START Data for this exercise

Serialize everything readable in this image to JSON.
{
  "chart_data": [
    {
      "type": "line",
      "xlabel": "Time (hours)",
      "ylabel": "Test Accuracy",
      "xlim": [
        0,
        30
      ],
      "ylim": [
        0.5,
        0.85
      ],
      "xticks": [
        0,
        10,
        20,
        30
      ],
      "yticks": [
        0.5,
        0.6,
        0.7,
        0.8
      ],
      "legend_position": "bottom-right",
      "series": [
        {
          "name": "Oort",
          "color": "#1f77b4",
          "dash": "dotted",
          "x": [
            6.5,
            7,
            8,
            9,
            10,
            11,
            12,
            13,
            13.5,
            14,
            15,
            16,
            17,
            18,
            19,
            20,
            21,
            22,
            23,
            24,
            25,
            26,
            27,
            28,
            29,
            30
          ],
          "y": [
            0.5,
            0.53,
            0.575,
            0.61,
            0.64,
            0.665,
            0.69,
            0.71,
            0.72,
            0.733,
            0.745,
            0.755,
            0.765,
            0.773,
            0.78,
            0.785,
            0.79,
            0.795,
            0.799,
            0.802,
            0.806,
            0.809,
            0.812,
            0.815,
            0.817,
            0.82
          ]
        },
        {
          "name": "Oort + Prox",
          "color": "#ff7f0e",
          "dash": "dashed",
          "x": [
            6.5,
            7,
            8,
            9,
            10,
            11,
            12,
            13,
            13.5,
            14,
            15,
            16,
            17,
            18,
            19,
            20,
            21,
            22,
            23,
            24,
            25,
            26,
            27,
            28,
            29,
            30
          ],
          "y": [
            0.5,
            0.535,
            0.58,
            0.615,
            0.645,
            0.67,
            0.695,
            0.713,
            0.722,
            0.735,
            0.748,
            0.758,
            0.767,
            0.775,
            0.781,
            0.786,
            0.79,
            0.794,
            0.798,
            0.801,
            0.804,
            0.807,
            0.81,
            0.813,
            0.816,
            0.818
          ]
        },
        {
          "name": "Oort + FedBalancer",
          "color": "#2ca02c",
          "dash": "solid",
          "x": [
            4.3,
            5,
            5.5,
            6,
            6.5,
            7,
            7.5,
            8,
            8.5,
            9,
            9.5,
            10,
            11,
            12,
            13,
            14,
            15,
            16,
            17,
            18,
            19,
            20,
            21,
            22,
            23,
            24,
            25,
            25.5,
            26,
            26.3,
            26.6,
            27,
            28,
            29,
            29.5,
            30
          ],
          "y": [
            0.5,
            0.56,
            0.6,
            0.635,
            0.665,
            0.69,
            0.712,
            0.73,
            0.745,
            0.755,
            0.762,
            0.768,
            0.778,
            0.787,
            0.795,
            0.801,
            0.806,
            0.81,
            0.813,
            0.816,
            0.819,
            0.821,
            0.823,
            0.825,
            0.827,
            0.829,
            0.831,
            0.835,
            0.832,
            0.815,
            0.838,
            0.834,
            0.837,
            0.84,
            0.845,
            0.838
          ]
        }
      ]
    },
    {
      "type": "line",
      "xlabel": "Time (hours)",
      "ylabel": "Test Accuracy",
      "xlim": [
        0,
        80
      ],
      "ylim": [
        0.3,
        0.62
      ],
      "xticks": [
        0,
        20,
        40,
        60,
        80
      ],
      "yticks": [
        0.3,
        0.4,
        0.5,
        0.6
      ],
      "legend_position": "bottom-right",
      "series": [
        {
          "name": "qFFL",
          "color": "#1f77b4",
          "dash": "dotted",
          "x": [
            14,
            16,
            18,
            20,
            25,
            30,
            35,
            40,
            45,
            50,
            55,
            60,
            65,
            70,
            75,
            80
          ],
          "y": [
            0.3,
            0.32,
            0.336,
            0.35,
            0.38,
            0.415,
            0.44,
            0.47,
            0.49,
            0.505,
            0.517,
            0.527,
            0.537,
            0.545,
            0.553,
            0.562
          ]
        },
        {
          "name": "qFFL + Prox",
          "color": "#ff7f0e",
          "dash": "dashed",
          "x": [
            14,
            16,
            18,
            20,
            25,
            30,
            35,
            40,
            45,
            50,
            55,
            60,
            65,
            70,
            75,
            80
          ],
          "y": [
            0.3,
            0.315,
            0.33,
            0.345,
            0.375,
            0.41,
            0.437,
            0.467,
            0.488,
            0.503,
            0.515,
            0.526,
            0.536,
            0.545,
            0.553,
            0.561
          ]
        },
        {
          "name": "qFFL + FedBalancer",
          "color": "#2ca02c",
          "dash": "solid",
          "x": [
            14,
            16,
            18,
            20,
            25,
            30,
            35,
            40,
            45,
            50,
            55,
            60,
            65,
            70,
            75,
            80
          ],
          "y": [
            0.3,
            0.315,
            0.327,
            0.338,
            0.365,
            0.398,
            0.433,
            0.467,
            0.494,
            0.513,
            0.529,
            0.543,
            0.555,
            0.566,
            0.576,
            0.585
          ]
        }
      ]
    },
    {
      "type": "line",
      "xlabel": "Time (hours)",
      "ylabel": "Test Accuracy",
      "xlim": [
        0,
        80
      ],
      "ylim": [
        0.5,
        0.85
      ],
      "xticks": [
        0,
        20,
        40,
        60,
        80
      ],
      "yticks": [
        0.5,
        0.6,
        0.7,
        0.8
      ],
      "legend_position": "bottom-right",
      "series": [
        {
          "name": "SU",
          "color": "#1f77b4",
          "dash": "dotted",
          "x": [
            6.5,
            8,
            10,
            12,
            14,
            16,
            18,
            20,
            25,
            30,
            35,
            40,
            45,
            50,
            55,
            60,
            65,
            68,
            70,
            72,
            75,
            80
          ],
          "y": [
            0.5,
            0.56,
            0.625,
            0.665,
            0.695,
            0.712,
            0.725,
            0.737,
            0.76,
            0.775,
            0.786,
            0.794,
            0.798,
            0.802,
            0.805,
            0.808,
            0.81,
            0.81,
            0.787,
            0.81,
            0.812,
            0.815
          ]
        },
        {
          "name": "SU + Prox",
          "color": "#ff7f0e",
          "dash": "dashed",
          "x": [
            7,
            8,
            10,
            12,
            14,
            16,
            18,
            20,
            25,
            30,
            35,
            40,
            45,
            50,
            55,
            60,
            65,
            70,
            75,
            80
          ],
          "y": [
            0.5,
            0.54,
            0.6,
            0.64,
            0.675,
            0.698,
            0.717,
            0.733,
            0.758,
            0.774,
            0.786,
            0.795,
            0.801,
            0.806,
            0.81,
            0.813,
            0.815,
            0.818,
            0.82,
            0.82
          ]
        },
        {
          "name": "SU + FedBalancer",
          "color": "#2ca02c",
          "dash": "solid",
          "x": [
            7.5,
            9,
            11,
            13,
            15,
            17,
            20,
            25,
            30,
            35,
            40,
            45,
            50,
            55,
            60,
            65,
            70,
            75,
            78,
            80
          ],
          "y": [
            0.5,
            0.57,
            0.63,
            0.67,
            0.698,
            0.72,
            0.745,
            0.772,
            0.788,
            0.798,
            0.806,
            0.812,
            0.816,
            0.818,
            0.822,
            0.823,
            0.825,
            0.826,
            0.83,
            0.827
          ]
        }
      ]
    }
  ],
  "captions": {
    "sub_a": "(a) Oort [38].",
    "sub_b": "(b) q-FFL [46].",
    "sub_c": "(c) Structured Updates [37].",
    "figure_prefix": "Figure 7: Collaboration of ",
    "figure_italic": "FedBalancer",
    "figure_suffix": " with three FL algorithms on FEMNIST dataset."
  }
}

END Data for this exercise

**What you will do**
Of the lines in the material above, state how many contain the string "qFFL"; give no other text.

**Correct output**
3